## INSTRUCTIONS FOR THE TASK
Look over the entries that follow and work out how many lines contain "screenshot". State the number only.

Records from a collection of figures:
◇ ◇ ◇ ◇

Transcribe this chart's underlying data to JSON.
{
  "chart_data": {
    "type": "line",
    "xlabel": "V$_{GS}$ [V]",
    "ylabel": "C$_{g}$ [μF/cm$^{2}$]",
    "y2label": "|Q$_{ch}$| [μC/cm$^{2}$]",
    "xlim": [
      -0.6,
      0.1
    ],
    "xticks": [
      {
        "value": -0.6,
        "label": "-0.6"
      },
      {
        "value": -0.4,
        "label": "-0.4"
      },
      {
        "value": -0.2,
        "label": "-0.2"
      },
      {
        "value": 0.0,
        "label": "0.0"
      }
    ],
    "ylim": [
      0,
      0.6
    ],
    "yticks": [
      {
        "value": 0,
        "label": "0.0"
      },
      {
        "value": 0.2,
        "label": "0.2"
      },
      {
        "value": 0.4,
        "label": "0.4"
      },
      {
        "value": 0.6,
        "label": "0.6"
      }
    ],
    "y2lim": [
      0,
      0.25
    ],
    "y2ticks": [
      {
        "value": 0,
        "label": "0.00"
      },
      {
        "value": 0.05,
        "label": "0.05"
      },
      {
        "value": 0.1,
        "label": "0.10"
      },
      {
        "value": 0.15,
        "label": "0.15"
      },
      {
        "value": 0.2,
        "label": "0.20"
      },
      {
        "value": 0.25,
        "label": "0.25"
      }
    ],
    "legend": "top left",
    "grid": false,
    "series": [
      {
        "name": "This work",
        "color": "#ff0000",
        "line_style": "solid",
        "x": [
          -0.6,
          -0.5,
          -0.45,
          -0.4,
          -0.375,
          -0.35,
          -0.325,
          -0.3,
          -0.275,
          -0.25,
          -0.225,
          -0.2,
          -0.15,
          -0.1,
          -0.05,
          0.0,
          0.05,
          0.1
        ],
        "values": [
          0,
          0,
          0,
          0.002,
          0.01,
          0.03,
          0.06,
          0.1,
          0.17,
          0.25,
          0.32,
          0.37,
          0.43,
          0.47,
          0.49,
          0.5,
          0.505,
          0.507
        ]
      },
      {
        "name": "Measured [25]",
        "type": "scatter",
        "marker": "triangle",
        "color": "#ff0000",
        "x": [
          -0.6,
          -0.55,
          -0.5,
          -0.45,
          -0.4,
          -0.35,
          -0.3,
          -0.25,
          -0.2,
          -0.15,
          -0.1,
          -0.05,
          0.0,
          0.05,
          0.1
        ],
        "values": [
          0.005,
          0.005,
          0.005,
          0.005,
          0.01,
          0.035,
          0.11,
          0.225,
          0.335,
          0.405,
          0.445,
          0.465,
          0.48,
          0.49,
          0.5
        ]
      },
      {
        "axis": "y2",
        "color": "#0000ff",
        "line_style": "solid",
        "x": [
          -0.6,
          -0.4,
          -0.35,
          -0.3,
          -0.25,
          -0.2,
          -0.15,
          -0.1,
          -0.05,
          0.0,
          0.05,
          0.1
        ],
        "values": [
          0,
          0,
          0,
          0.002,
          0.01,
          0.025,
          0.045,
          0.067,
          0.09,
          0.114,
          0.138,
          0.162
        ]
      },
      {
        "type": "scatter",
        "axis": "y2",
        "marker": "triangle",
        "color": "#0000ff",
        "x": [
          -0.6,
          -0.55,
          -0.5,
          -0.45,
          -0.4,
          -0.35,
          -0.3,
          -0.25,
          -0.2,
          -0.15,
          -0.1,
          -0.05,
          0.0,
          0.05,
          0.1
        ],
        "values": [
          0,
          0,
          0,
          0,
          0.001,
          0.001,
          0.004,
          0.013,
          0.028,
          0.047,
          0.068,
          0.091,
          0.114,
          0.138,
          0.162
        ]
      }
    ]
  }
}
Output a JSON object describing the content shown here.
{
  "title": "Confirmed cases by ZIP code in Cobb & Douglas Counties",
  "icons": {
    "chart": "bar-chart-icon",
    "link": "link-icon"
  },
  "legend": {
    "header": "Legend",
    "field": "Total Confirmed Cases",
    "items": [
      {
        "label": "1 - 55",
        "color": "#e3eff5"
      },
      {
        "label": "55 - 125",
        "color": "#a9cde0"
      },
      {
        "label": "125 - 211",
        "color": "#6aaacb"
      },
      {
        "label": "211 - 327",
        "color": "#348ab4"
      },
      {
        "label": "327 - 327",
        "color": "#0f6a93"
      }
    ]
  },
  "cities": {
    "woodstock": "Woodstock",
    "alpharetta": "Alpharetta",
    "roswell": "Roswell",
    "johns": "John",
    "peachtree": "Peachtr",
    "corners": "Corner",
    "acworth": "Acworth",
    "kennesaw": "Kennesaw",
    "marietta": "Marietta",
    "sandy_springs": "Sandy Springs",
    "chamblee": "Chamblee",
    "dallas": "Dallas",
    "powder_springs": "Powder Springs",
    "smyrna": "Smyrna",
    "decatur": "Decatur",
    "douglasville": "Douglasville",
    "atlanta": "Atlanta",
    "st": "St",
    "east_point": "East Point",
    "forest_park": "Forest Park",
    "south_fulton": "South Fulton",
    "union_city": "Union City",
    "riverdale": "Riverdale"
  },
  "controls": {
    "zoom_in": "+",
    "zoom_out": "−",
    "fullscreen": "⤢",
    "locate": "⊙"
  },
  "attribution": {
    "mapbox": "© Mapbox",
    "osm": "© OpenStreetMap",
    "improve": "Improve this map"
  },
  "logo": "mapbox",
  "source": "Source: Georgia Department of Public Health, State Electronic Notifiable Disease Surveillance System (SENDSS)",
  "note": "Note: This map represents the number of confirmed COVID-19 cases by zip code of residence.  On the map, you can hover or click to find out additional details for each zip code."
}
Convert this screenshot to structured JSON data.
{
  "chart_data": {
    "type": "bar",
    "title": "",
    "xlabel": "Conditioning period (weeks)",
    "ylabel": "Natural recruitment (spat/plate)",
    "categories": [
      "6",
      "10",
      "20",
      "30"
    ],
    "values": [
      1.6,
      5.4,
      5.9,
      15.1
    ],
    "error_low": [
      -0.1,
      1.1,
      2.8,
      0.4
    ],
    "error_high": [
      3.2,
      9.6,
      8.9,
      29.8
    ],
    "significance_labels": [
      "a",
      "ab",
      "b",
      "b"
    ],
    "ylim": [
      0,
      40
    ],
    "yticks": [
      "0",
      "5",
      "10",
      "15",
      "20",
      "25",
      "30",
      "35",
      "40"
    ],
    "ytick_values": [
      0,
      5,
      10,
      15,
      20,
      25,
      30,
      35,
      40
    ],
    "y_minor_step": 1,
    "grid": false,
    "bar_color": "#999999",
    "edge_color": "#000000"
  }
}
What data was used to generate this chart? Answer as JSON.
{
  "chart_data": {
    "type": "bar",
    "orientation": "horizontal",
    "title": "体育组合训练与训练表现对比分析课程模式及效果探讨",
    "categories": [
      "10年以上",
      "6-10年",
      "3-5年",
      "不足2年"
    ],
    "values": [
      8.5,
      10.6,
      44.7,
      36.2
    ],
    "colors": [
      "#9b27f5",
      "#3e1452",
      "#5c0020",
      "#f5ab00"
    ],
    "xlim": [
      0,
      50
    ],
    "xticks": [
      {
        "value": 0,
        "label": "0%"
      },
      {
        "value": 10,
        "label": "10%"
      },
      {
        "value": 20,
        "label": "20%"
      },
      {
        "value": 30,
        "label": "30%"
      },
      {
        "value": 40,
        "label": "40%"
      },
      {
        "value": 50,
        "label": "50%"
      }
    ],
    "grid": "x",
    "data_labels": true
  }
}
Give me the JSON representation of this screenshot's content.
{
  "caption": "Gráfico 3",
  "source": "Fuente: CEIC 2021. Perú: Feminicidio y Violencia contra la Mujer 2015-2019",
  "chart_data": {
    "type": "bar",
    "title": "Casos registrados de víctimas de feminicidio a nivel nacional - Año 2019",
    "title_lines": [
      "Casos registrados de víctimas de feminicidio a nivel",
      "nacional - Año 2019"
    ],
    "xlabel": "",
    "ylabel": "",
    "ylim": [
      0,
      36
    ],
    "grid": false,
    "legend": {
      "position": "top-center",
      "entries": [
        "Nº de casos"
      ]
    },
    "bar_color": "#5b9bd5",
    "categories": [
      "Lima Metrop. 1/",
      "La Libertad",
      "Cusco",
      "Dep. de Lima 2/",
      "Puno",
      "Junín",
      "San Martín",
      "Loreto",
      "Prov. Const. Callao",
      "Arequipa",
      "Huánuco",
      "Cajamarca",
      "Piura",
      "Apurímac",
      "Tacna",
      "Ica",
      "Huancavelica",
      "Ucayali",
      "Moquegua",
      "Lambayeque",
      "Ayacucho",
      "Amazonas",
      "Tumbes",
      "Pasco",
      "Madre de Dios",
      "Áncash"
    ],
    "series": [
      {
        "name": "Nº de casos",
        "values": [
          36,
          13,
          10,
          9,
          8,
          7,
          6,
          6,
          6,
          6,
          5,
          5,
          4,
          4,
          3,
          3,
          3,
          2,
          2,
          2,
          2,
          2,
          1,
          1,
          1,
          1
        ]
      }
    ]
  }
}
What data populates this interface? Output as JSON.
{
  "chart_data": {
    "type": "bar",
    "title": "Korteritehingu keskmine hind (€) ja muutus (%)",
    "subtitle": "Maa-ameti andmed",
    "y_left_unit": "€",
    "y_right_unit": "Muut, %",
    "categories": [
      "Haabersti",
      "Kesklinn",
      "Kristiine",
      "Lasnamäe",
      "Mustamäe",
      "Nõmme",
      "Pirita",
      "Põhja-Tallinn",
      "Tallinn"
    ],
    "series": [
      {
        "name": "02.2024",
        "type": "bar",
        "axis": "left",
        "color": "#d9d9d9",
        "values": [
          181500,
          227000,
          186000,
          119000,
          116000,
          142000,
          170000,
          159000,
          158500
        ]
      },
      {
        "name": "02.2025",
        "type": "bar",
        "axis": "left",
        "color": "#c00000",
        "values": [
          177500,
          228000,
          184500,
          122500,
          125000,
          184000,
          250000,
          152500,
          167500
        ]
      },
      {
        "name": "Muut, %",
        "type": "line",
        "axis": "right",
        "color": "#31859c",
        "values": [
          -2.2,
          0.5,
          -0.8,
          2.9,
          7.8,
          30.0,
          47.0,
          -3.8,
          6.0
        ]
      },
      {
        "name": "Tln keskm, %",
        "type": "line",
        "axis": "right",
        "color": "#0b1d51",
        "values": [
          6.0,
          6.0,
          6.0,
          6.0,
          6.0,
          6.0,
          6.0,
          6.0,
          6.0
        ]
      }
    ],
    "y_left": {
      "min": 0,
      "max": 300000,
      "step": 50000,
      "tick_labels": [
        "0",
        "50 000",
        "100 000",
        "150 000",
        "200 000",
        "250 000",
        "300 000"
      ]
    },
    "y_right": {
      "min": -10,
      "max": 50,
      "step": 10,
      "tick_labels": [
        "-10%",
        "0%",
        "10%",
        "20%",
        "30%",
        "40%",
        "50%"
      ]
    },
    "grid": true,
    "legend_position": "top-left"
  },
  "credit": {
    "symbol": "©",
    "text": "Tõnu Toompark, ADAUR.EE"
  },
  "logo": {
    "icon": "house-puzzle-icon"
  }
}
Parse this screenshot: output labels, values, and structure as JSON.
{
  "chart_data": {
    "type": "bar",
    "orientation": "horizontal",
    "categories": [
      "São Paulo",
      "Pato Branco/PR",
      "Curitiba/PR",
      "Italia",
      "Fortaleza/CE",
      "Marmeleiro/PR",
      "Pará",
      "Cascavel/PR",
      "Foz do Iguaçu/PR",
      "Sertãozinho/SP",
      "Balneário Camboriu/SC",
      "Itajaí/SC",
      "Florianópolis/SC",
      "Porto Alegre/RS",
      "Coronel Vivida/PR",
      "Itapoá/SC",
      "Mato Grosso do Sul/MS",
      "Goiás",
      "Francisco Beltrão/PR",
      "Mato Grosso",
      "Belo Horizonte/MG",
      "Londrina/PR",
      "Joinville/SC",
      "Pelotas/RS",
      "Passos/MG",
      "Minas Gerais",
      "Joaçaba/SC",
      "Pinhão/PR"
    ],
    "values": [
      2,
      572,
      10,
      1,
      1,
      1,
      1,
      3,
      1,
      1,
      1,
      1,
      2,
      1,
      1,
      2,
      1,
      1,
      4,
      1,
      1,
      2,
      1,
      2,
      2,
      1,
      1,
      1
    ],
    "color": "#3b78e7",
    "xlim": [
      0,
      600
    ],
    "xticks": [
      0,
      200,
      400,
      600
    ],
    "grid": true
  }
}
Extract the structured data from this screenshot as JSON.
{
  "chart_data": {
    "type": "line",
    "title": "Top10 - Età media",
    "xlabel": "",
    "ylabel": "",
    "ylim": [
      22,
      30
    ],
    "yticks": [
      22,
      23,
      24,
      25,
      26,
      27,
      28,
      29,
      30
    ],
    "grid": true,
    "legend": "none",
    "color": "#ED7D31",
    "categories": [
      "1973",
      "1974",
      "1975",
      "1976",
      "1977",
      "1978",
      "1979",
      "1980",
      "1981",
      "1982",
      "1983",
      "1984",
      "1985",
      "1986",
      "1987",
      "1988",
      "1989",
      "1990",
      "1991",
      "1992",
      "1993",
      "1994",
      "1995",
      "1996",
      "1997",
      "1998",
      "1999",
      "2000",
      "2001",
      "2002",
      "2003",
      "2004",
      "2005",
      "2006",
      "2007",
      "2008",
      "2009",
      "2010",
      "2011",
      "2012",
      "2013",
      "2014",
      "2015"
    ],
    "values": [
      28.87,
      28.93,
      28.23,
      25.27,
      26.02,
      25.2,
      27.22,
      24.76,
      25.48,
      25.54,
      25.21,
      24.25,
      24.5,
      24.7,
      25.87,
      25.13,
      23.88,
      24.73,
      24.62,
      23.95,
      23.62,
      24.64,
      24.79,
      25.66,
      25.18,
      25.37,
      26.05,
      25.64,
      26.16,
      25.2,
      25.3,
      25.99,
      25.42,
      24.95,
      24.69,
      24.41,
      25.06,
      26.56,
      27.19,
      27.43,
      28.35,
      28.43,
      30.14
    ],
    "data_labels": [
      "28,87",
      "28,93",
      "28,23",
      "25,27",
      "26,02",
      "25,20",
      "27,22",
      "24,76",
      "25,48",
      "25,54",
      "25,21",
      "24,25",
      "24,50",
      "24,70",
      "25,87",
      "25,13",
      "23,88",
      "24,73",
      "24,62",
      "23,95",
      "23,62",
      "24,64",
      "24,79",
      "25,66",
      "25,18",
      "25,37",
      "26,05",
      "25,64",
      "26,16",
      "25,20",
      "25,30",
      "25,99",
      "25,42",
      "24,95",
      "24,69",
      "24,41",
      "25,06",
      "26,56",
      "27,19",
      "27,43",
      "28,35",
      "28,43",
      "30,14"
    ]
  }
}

◇ ◇ ◇ ◇

## TASK ANSWER
4